| Directive |
Extract the final stretch of the data: the line that contains "Transcribe this image's" and every line after it, unaltered, and no other lines.
┌──
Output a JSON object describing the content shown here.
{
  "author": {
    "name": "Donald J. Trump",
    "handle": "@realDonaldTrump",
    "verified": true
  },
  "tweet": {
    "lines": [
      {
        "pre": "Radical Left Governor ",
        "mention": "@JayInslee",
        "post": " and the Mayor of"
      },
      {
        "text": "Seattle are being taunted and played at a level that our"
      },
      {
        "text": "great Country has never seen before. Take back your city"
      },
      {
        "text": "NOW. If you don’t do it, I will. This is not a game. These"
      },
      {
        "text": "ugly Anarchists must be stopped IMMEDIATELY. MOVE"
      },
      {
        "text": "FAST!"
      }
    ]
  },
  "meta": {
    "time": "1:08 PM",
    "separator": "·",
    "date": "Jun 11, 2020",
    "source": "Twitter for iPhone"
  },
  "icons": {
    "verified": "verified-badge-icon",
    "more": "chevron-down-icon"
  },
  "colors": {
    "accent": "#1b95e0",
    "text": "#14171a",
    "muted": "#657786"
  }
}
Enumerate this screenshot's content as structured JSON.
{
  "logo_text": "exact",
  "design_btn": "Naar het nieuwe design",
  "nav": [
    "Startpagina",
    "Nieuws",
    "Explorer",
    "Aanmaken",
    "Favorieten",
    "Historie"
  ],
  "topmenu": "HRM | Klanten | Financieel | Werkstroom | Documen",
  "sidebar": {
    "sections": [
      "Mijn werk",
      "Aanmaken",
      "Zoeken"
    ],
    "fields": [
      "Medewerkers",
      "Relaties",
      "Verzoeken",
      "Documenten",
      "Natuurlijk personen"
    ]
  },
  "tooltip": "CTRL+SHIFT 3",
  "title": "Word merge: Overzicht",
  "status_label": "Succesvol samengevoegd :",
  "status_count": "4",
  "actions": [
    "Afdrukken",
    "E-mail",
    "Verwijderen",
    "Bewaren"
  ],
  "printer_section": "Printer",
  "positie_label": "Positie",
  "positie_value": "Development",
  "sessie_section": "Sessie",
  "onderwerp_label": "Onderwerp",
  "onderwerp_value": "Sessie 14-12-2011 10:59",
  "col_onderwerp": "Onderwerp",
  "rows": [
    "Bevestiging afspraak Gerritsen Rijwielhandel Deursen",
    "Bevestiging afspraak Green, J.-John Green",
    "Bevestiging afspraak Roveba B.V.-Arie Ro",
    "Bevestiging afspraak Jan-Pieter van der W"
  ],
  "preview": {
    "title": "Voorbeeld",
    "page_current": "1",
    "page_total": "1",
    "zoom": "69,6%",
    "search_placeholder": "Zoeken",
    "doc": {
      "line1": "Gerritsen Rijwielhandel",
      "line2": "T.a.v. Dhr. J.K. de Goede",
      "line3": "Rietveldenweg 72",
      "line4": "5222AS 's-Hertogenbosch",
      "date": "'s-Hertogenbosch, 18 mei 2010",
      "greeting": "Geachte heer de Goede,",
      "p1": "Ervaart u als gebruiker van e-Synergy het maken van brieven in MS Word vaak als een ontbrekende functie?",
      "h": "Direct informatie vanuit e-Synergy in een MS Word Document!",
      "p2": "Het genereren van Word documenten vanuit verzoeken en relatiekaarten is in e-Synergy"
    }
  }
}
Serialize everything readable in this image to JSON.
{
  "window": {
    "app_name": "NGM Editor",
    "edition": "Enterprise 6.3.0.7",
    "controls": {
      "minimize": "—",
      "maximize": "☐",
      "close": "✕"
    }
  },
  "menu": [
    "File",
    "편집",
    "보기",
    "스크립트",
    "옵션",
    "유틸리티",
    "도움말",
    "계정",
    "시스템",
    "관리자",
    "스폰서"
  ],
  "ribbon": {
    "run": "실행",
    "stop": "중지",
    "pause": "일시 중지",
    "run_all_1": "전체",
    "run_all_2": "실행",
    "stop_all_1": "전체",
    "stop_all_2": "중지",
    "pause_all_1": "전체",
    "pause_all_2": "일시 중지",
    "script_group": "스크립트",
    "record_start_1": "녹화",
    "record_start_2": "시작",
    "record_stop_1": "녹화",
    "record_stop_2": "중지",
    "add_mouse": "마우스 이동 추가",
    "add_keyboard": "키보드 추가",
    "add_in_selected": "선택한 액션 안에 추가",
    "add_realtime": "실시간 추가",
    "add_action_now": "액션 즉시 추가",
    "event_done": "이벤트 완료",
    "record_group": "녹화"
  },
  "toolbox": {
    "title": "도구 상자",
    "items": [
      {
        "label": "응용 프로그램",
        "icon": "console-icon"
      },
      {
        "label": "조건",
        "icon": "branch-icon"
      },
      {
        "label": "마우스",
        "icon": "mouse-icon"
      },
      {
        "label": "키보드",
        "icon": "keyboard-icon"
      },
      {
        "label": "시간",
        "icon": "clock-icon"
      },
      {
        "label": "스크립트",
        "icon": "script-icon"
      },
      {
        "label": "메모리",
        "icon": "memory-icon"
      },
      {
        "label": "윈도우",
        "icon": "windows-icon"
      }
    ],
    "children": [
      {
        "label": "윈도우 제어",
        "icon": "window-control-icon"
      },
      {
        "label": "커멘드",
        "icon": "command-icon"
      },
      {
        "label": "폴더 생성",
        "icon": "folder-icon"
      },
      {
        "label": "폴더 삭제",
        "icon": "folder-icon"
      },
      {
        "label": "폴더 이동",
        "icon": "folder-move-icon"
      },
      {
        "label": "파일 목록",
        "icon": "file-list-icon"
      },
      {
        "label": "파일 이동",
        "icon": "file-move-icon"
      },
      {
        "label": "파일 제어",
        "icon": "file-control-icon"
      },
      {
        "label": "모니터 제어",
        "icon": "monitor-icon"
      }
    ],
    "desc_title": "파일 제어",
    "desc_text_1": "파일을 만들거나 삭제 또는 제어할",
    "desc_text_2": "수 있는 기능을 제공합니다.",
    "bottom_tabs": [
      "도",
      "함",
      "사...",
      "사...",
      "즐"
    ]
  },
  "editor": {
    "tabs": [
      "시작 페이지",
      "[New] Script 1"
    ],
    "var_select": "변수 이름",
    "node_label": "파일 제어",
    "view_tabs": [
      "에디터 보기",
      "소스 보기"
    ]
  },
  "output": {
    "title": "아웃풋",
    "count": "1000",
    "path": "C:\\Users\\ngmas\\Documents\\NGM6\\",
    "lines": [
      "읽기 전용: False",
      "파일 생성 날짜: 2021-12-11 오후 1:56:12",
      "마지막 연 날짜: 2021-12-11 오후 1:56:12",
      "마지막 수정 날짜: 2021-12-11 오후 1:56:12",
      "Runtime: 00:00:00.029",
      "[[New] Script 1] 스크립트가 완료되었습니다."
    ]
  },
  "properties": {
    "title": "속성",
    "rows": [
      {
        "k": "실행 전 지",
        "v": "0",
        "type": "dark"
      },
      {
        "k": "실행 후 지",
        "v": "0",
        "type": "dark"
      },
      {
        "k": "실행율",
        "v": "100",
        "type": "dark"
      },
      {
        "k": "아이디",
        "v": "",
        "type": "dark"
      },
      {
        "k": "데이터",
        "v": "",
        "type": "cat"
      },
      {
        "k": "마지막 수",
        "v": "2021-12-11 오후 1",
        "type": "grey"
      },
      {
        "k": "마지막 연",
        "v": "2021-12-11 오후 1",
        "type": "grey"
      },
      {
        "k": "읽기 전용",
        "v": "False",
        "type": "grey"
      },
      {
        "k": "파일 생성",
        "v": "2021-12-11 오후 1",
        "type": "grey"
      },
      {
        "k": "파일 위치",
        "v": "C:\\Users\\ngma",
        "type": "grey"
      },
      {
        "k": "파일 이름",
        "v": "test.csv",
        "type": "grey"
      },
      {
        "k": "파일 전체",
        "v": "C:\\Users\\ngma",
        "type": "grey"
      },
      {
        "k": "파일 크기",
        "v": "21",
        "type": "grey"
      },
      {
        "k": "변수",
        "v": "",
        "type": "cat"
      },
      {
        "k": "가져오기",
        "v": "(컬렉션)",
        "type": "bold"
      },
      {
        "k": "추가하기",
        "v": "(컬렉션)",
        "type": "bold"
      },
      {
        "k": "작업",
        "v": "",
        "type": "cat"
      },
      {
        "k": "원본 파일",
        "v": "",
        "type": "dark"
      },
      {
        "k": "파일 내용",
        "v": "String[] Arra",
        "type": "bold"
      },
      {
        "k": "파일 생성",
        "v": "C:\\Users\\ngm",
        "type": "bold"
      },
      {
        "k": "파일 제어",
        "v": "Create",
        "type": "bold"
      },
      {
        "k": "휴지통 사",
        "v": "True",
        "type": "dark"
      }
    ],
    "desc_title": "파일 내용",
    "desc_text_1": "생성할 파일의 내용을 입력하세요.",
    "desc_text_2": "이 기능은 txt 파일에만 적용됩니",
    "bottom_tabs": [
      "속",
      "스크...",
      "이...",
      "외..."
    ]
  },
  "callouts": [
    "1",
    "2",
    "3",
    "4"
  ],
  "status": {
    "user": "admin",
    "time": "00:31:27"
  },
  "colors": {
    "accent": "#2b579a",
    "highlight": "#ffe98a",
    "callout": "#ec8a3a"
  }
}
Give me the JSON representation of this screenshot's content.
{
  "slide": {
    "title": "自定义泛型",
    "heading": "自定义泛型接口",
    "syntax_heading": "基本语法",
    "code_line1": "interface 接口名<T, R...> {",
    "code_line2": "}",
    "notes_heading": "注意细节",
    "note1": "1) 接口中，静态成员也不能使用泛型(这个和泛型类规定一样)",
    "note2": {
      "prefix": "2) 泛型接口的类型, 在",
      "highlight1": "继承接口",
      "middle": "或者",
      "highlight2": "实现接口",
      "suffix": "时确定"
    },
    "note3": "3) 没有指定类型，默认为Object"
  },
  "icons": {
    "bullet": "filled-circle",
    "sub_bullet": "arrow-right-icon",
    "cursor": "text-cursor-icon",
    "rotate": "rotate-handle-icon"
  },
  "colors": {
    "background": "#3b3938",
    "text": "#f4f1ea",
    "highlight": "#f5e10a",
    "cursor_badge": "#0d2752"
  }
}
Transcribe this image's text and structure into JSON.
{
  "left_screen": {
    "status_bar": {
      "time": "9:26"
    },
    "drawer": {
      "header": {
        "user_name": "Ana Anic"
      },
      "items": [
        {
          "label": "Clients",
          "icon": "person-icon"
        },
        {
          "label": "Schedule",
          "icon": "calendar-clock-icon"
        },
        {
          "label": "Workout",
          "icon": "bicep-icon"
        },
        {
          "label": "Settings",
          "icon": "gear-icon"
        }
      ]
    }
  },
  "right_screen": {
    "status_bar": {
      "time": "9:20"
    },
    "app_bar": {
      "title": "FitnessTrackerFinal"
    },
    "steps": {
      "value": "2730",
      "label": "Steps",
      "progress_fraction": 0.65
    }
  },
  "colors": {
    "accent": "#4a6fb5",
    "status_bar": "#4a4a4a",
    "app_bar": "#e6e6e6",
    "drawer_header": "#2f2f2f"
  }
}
└──
| Answer in full |
Transcribe this image's text and structure into JSON.
{
  "left_screen": {
    "status_bar": {
      "time": "9:26"
    },
    "drawer": {
      "header": {
        "user_name": "Ana Anic"
      },
      "items": [
        {
          "label": "Clients",
          "icon": "person-icon"
        },
        {
          "label": "Schedule",
          "icon": "calendar-clock-icon"
        },
        {
          "label": "Workout",
          "icon": "bicep-icon"
        },
        {
          "label": "Settings",
          "icon": "gear-icon"
        }
      ]
    }
  },
  "right_screen": {
    "status_bar": {
      "time": "9:20"
    },
    "app_bar": {
      "title": "FitnessTrackerFinal"
    },
    "steps": {
      "value": "2730",
      "label": "Steps",
      "progress_fraction": 0.65
    }
  },
  "colors": {
    "accent": "#4a6fb5",
    "status_bar": "#4a4a4a",
    "app_bar": "#e6e6e6",
    "drawer_header": "#2f2f2f"
  }
}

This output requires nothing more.